# Required work:
Copy every line of the material below word for word, and leave out the picture.

++++

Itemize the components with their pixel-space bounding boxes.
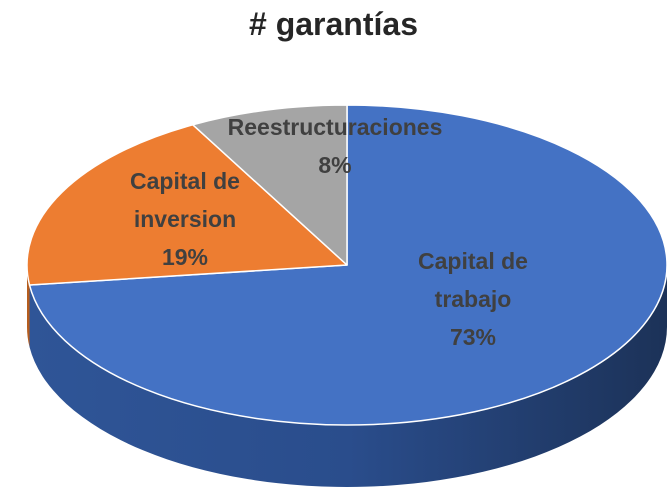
chart-title: # garantías [249,6,418,42]
slice-label: Capital de trabajo [418,248,528,312]
slice-label: Reestructuraciones [227,114,443,140]
pie-slice [26,124,348,286]
pie-slice [192,104,348,266]
slice-value-label: 19% [161,244,209,270]
pie-slice [28,104,667,426]
slice-label: Capital de inversion [130,168,240,232]
pie-side [29,265,667,487]
slice-value-label: 8% [318,152,352,178]
slice-value-label: 73% [449,324,497,350]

++++

# Solution below:
Itemize the components with their pixel-space bounding boxes.
chart-title: # garantías [249,6,418,42]
slice-label: Capital de trabajo [418,248,528,312]
slice-label: Reestructuraciones [227,114,443,140]
pie-slice [26,124,348,286]
pie-slice [192,104,348,266]
slice-value-label: 19% [161,244,209,270]
pie-slice [28,104,667,426]
slice-label: Capital de inversion [130,168,240,232]
pie-side [29,265,667,487]
slice-value-label: 8% [318,152,352,178]
slice-value-label: 73% [449,324,497,350]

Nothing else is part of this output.